- [Aim]
Omit the pictures and output every entry below exactly as written.

═══ Listed records

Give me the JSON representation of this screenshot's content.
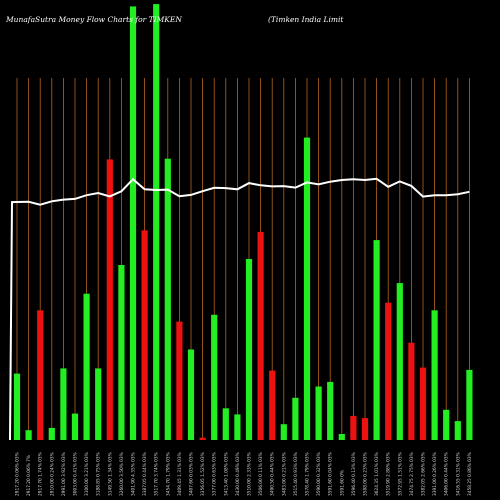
{
  "header": {
    "title_left": "MunafaSutra  Money Flow  Charts for TIMKEN",
    "title_right": "(Timken  India  Limit"
  },
  "colors": {
    "background": "#000000",
    "up_bar": "#22ee22",
    "down_bar": "#ee1111",
    "grid": "#b5651d",
    "line": "#ffffff",
    "tick_text": "#d8d8d8",
    "title_text": "#ffffff"
  },
  "chart_data": {
    "type": "bar",
    "title": "MunafaSutra  Money Flow  Charts for TIMKEN",
    "categories": [
      "2917.20 0.06% 03%",
      "2917.20 0.06% 7%",
      "2917.70 1.74% 03%",
      "2910.00 0.24% 03%",
      "2991.00 3.92% 03%",
      "3003.00 0.41% 03%",
      "3100.00 3.21% 03%",
      "3188.85 0.75% 03%",
      "3149.50 1.34% 03%",
      "3260.00 3.50% 03%",
      "3401.90 4.35% 03%",
      "3387.05 0.44% 03%",
      "3517.70 3.74% 03%",
      "3454.70 1.79% 03%",
      "3409.45 1.31% 03%",
      "3407.60 0.03% 03%",
      "3356.05 1.52% 03%",
      "3377.00 0.63% 03%",
      "3413.40 1.08% 03%",
      "3430.00 0.49% 03%",
      "3510.00 2.33% 03%",
      "3506.00 0.11% 03%",
      "3490.50 0.44% 03%",
      "3483.00 0.21% 03%",
      "3515.40 0.93% 03%",
      "3578.40 1.79% 03%",
      "3590.00 0.32% 03%",
      "3591.60 0.04% 03%",
      "3591.60 0%",
      "3596.40 0.13% 03%",
      "3588.00 0.23% 03%",
      "3624.35 1.01% 03%",
      "3519.90 2.88% 03%",
      "3572.95 1.51% 03%",
      "3474.75 2.75% 03%",
      "3382.05 2.66% 03%",
      "3391.00 0.26% 03%",
      "3406.00 0.44% 03%",
      "3416.55 0.31% 03%",
      "3458.25 0.86% 03%"
    ],
    "values": [
      88,
      13,
      172,
      16,
      95,
      35,
      194,
      95,
      372,
      232,
      575,
      278,
      578,
      373,
      157,
      120,
      3,
      166,
      42,
      34,
      240,
      276,
      92,
      21,
      56,
      401,
      71,
      77,
      8,
      32,
      29,
      265,
      182,
      208,
      129,
      96,
      172,
      40,
      25,
      93
    ],
    "directions": [
      "up",
      "up",
      "down",
      "up",
      "up",
      "up",
      "up",
      "up",
      "down",
      "up",
      "up",
      "down",
      "up",
      "up",
      "down",
      "up",
      "down",
      "up",
      "up",
      "up",
      "up",
      "down",
      "down",
      "up",
      "up",
      "up",
      "up",
      "up",
      "up",
      "down",
      "down",
      "up",
      "down",
      "up",
      "down",
      "down",
      "up",
      "up",
      "up",
      "up"
    ],
    "line_values": [
      2917.2,
      2919,
      2902,
      2922,
      2932,
      2936,
      2958,
      2971,
      2951,
      2981,
      3053,
      2993,
      2989,
      2991,
      2952,
      2960,
      2982,
      3002,
      3000,
      2993,
      3030,
      3017,
      3010,
      3012,
      3003,
      3034,
      3022,
      3038,
      3048,
      3052,
      3048,
      3055,
      3008,
      3040,
      3013,
      2950,
      2958,
      2958,
      2964,
      2978
    ],
    "xlabel": "",
    "ylabel": "",
    "grid": true
  }
}
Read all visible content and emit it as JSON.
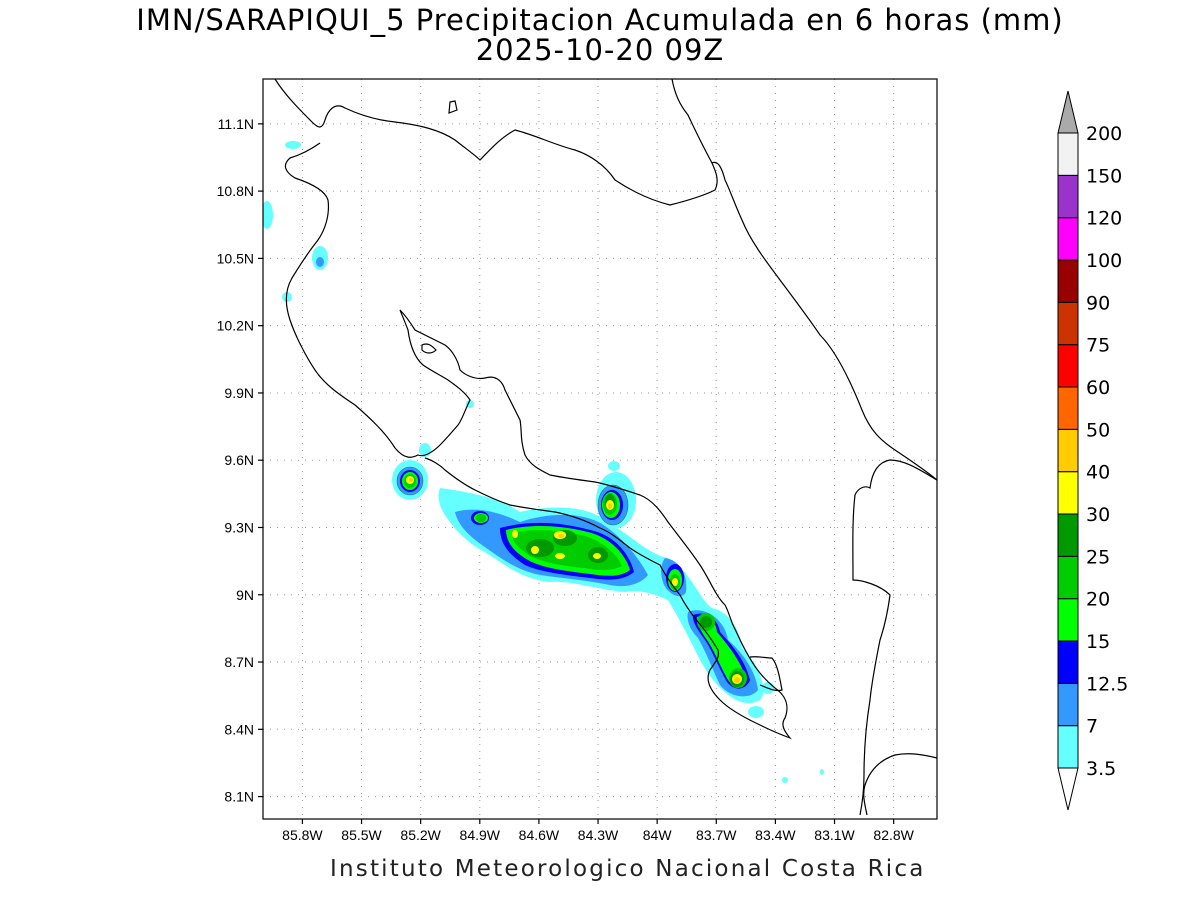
{
  "title": {
    "line1": "IMN/SARAPIQUI_5 Precipitacion Acumulada en 6 horas (mm)",
    "line2": "2025-10-20 09Z"
  },
  "footer": "Instituto Meteorologico Nacional Costa Rica",
  "map": {
    "lon_range": [
      -86.0,
      -82.58
    ],
    "lat_range": [
      8.0,
      11.3
    ],
    "lat_ticks": [
      "11.1N",
      "10.8N",
      "10.5N",
      "10.2N",
      "9.9N",
      "9.6N",
      "9.3N",
      "9N",
      "8.7N",
      "8.4N",
      "8.1N"
    ],
    "lon_ticks": [
      "85.8W",
      "85.5W",
      "85.2W",
      "84.9W",
      "84.6W",
      "84.3W",
      "84W",
      "83.7W",
      "83.4W",
      "83.1W",
      "82.8W"
    ],
    "grid": "dotted",
    "colorbar": {
      "levels": [
        "3.5",
        "7",
        "12.5",
        "15",
        "20",
        "25",
        "30",
        "40",
        "50",
        "60",
        "75",
        "90",
        "100",
        "120",
        "150",
        "200"
      ],
      "colors": [
        "#66ffff",
        "#3399ff",
        "#0000ff",
        "#00ff00",
        "#00cc00",
        "#009900",
        "#ffff00",
        "#ffcc00",
        "#ff6600",
        "#ff0000",
        "#cc3300",
        "#990000",
        "#ff00ff",
        "#9933cc",
        "#f2f2f2",
        "#aaaaaa"
      ]
    }
  }
}
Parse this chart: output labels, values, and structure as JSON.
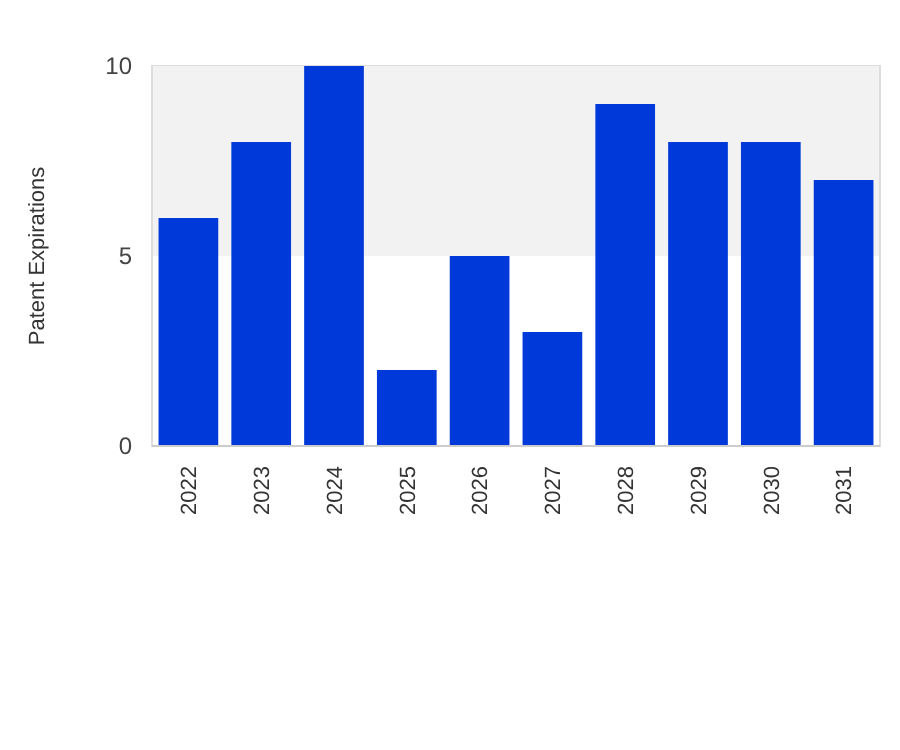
{
  "chart_data": {
    "type": "bar",
    "ylabel": "Patent Expirations",
    "categories": [
      "2022",
      "2023",
      "2024",
      "2025",
      "2026",
      "2027",
      "2028",
      "2029",
      "2030",
      "2031"
    ],
    "values": [
      6,
      8,
      10,
      2,
      5,
      3,
      9,
      8,
      8,
      7
    ],
    "color": "#0039d9",
    "ylim": [
      0,
      10
    ],
    "yticks": [
      0,
      5,
      10
    ],
    "bands": [
      {
        "axis": "y",
        "from": 5,
        "to": 10,
        "color": "#f2f2f2"
      }
    ]
  }
}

══════

- [Solution to this exercise]
Give me the JSON representation of this screenshot's content.
{
  "header": {
    "title_left": "MunafaSutra  Money Flow  Charts for TIMKEN",
    "title_right": "(Timken  India  Limit"
  },
  "colors": {
    "background": "#000000",
    "up_bar": "#22ee22",
    "down_bar": "#ee1111",
    "grid": "#b5651d",
    "line": "#ffffff",
    "tick_text": "#d8d8d8",
    "title_text": "#ffffff"
  },
  "chart_data": {
    "type": "bar",
    "title": "MunafaSutra  Money Flow  Charts for TIMKEN",
    "categories": [
      "2917.20 0.06% 03%",
      "2917.20 0.06% 7%",
      "2917.70 1.74% 03%",
      "2910.00 0.24% 03%",
      "2991.00 3.92% 03%",
      "3003.00 0.41% 03%",
      "3100.00 3.21% 03%",
      "3188.85 0.75% 03%",
      "3149.50 1.34% 03%",
      "3260.00 3.50% 03%",
      "3401.90 4.35% 03%",
      "3387.05 0.44% 03%",
      "3517.70 3.74% 03%",
      "3454.70 1.79% 03%",
      "3409.45 1.31% 03%",
      "3407.60 0.03% 03%",
      "3356.05 1.52% 03%",
      "3377.00 0.63% 03%",
      "3413.40 1.08% 03%",
      "3430.00 0.49% 03%",
      "3510.00 2.33% 03%",
      "3506.00 0.11% 03%",
      "3490.50 0.44% 03%",
      "3483.00 0.21% 03%",
      "3515.40 0.93% 03%",
      "3578.40 1.79% 03%",
      "3590.00 0.32% 03%",
      "3591.60 0.04% 03%",
      "3591.60 0%",
      "3596.40 0.13% 03%",
      "3588.00 0.23% 03%",
      "3624.35 1.01% 03%",
      "3519.90 2.88% 03%",
      "3572.95 1.51% 03%",
      "3474.75 2.75% 03%",
      "3382.05 2.66% 03%",
      "3391.00 0.26% 03%",
      "3406.00 0.44% 03%",
      "3416.55 0.31% 03%",
      "3458.25 0.86% 03%"
    ],
    "values": [
      88,
      13,
      172,
      16,
      95,
      35,
      194,
      95,
      372,
      232,
      575,
      278,
      578,
      373,
      157,
      120,
      3,
      166,
      42,
      34,
      240,
      276,
      92,
      21,
      56,
      401,
      71,
      77,
      8,
      32,
      29,
      265,
      182,
      208,
      129,
      96,
      172,
      40,
      25,
      93
    ],
    "directions": [
      "up",
      "up",
      "down",
      "up",
      "up",
      "up",
      "up",
      "up",
      "down",
      "up",
      "up",
      "down",
      "up",
      "up",
      "down",
      "up",
      "down",
      "up",
      "up",
      "up",
      "up",
      "down",
      "down",
      "up",
      "up",
      "up",
      "up",
      "up",
      "up",
      "down",
      "down",
      "up",
      "down",
      "up",
      "down",
      "down",
      "up",
      "up",
      "up",
      "up"
    ],
    "line_values": [
      2917.2,
      2919,
      2902,
      2922,
      2932,
      2936,
      2958,
      2971,
      2951,
      2981,
      3053,
      2993,
      2989,
      2991,
      2952,
      2960,
      2982,
      3002,
      3000,
      2993,
      3030,
      3017,
      3010,
      3012,
      3003,
      3034,
      3022,
      3038,
      3048,
      3052,
      3048,
      3055,
      3008,
      3040,
      3013,
      2950,
      2958,
      2958,
      2964,
      2978
    ],
    "xlabel": "",
    "ylabel": "",
    "grid": true
  }
}
Read all visible content and emit it as JSON.
{
  "title": {
    "line1": "IMN/SARAPIQUI_5 Precipitacion Acumulada en 6 horas (mm)",
    "line2": "2025-10-20 09Z"
  },
  "footer": "Instituto Meteorologico Nacional Costa Rica",
  "map": {
    "lon_range": [
      -86.0,
      -82.58
    ],
    "lat_range": [
      8.0,
      11.3
    ],
    "lat_ticks": [
      "11.1N",
      "10.8N",
      "10.5N",
      "10.2N",
      "9.9N",
      "9.6N",
      "9.3N",
      "9N",
      "8.7N",
      "8.4N",
      "8.1N"
    ],
    "lon_ticks": [
      "85.8W",
      "85.5W",
      "85.2W",
      "84.9W",
      "84.6W",
      "84.3W",
      "84W",
      "83.7W",
      "83.4W",
      "83.1W",
      "82.8W"
    ],
    "grid": "dotted",
    "colorbar": {
      "levels": [
        "3.5",
        "7",
        "12.5",
        "15",
        "20",
        "25",
        "30",
        "40",
        "50",
        "60",
        "75",
        "90",
        "100",
        "120",
        "150",
        "200"
      ],
      "colors": [
        "#66ffff",
        "#3399ff",
        "#0000ff",
        "#00ff00",
        "#00cc00",
        "#009900",
        "#ffff00",
        "#ffcc00",
        "#ff6600",
        "#ff0000",
        "#cc3300",
        "#990000",
        "#ff00ff",
        "#9933cc",
        "#f2f2f2",
        "#aaaaaa"
      ]
    }
  }
}
Parse this chart: output labels, values, and structure as JSON.
{
  "chart_data": {
    "type": "bar",
    "ylabel": "Patent Expirations",
    "categories": [
      "2022",
      "2023",
      "2024",
      "2025",
      "2026",
      "2027",
      "2028",
      "2029",
      "2030",
      "2031"
    ],
    "values": [
      6,
      8,
      10,
      2,
      5,
      3,
      9,
      8,
      8,
      7
    ],
    "color": "#0039d9",
    "ylim": [
      0,
      10
    ],
    "yticks": [
      0,
      5,
      10
    ],
    "bands": [
      {
        "axis": "y",
        "from": 5,
        "to": 10,
        "color": "#f2f2f2"
      }
    ]
  }
}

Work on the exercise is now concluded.